**Dataset entries:**

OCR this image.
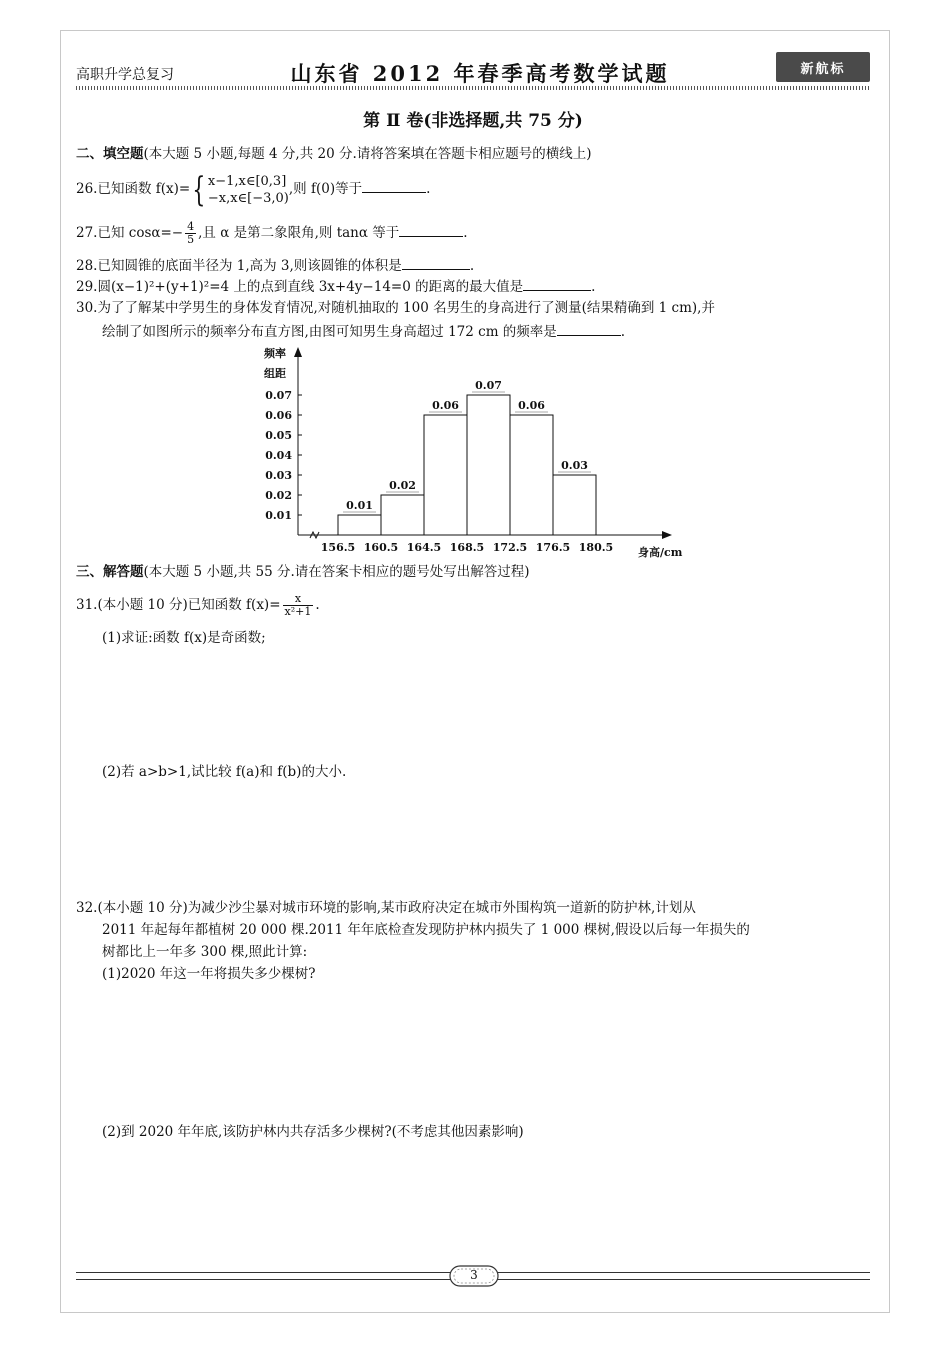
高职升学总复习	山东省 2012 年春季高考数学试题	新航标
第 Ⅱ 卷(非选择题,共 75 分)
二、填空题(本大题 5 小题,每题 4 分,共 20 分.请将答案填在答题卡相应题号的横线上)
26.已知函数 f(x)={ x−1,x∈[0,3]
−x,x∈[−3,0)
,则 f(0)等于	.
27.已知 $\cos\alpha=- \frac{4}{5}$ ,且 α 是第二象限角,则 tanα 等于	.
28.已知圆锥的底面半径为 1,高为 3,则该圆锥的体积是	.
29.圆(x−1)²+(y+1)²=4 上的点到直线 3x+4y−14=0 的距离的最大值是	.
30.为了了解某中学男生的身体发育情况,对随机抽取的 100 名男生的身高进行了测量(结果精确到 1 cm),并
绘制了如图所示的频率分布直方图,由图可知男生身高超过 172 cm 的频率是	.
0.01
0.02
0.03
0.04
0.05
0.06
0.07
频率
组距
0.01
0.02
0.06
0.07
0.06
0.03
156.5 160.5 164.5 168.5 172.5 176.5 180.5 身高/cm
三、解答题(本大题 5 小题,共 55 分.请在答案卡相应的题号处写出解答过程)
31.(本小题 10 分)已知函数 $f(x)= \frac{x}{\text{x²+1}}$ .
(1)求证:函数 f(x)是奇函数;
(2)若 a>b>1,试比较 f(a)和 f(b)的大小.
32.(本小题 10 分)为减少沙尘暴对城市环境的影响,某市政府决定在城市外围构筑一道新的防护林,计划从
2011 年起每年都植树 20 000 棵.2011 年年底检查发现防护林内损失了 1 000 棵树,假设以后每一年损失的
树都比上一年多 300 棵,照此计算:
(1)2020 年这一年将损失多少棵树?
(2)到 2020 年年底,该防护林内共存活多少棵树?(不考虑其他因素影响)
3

* * *

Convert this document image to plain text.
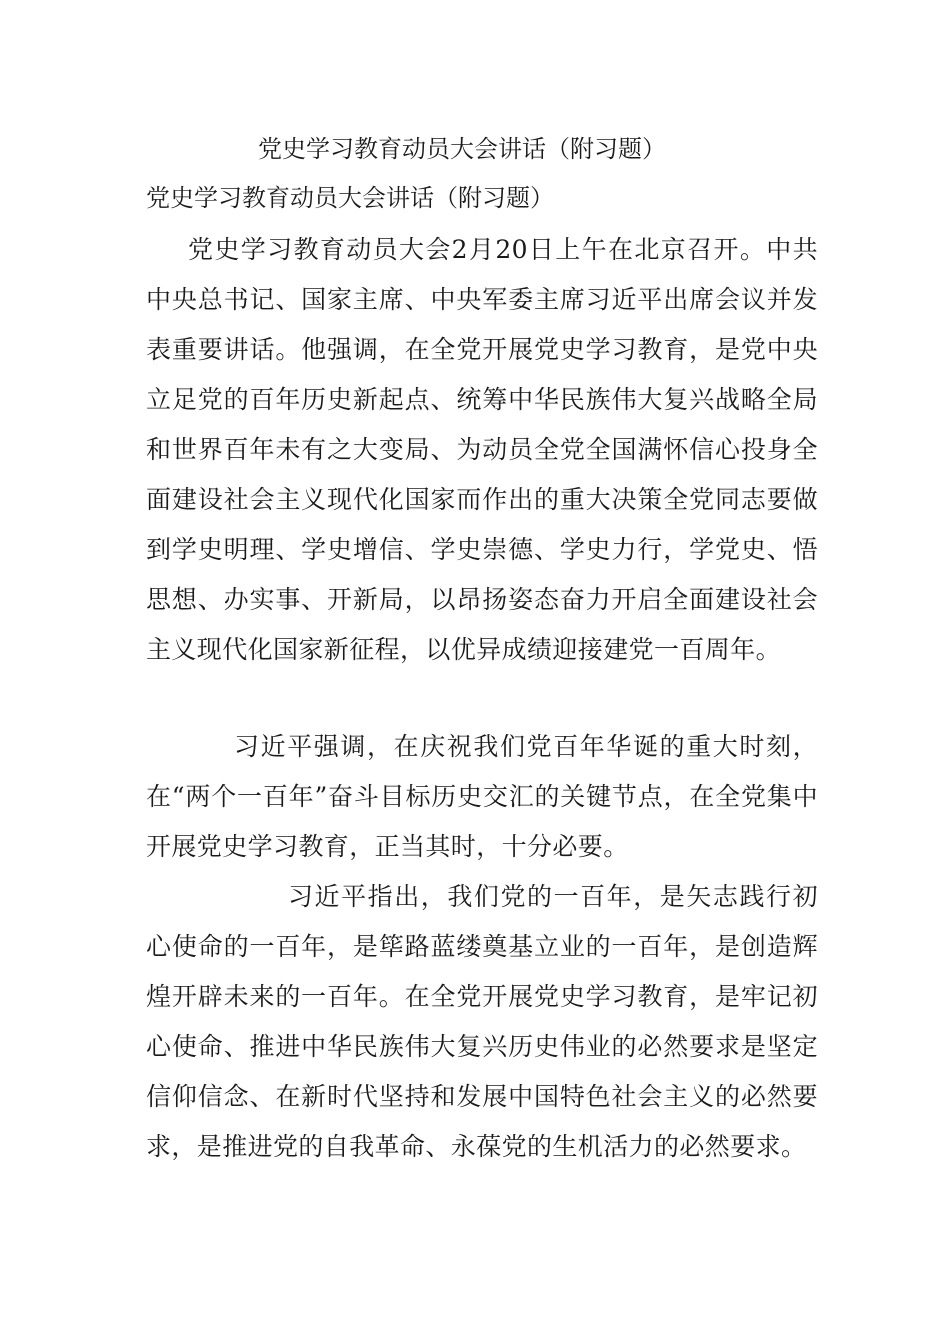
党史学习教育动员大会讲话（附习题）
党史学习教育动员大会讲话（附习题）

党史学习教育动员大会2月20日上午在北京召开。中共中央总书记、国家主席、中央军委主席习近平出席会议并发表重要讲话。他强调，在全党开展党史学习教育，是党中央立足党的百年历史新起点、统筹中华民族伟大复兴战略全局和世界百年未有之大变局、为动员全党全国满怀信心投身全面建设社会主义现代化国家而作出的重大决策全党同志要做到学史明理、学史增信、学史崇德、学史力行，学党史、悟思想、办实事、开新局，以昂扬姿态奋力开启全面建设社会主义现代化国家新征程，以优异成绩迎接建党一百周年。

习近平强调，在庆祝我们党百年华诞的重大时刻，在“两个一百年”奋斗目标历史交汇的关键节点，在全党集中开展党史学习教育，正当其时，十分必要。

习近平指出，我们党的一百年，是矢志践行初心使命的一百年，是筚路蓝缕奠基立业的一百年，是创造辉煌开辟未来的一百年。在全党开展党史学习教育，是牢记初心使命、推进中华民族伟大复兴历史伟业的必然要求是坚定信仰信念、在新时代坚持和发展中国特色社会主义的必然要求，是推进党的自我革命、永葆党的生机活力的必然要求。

**What needs to be done:** Identify how many lines in the entries above include the string "text", then state that number alone.

**Worked answer:** 2